## Task objective
Find every line with the word "arrow" and report how many there are, without any other text.

(Dataset excerpts)
------------------------------

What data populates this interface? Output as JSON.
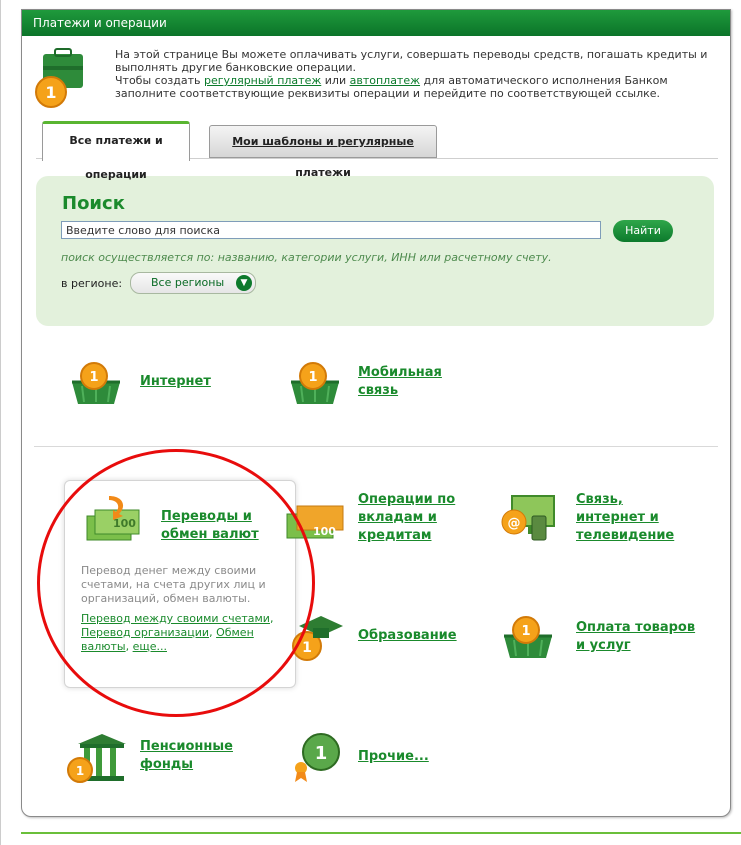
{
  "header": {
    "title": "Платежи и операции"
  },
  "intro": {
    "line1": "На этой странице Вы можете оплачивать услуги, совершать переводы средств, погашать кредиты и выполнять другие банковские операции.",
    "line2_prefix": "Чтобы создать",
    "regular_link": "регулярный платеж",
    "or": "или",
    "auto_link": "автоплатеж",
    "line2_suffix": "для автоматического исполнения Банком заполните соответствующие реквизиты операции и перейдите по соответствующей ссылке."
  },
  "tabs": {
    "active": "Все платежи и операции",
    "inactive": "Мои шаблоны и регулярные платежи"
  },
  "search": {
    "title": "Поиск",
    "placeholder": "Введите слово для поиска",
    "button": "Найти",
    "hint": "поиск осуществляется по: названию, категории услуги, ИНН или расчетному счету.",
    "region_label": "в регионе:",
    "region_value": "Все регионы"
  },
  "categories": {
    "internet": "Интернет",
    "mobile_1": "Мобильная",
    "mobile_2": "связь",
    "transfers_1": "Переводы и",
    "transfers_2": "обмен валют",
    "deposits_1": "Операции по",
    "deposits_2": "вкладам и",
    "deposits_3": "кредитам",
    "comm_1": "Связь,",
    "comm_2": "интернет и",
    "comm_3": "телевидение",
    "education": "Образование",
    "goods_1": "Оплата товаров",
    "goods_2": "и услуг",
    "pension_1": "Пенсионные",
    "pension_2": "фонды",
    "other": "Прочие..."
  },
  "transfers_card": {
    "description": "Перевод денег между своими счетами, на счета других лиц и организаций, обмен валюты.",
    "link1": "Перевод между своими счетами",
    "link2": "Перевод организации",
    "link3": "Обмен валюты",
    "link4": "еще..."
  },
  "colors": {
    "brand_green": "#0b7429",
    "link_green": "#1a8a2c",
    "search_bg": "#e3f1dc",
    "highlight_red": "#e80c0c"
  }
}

------------------------------

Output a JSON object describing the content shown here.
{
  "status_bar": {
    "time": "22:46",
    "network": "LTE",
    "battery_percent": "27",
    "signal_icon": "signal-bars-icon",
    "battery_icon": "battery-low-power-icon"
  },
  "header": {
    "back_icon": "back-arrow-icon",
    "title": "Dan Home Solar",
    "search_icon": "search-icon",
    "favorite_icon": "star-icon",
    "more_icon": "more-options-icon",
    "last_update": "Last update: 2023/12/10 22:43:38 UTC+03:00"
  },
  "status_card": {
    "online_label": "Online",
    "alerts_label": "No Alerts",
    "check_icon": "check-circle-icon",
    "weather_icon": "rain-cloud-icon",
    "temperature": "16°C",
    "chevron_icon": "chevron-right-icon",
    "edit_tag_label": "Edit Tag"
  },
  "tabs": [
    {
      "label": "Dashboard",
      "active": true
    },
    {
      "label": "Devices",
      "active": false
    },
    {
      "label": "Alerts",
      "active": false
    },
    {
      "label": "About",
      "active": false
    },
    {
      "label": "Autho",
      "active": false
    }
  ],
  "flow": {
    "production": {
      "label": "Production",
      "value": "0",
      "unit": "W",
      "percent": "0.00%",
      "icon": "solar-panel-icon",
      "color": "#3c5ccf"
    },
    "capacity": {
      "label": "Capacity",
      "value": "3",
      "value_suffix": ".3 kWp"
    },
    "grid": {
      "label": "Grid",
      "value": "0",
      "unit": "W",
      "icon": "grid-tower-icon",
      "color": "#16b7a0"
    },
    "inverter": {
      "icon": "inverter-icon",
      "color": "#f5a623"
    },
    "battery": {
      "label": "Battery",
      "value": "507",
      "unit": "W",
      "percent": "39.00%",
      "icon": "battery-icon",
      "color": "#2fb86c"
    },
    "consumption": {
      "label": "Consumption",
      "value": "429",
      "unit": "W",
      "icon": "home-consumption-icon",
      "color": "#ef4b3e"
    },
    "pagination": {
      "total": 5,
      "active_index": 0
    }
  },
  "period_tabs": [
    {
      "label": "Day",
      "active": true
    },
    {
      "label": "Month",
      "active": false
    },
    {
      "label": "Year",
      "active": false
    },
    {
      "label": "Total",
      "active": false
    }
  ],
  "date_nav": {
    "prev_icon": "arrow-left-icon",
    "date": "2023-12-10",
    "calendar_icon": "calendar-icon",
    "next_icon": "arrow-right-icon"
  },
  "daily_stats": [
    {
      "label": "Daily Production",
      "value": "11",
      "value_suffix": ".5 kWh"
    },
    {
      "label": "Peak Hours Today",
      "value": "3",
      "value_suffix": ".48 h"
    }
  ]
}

------------------------------

## Reply
3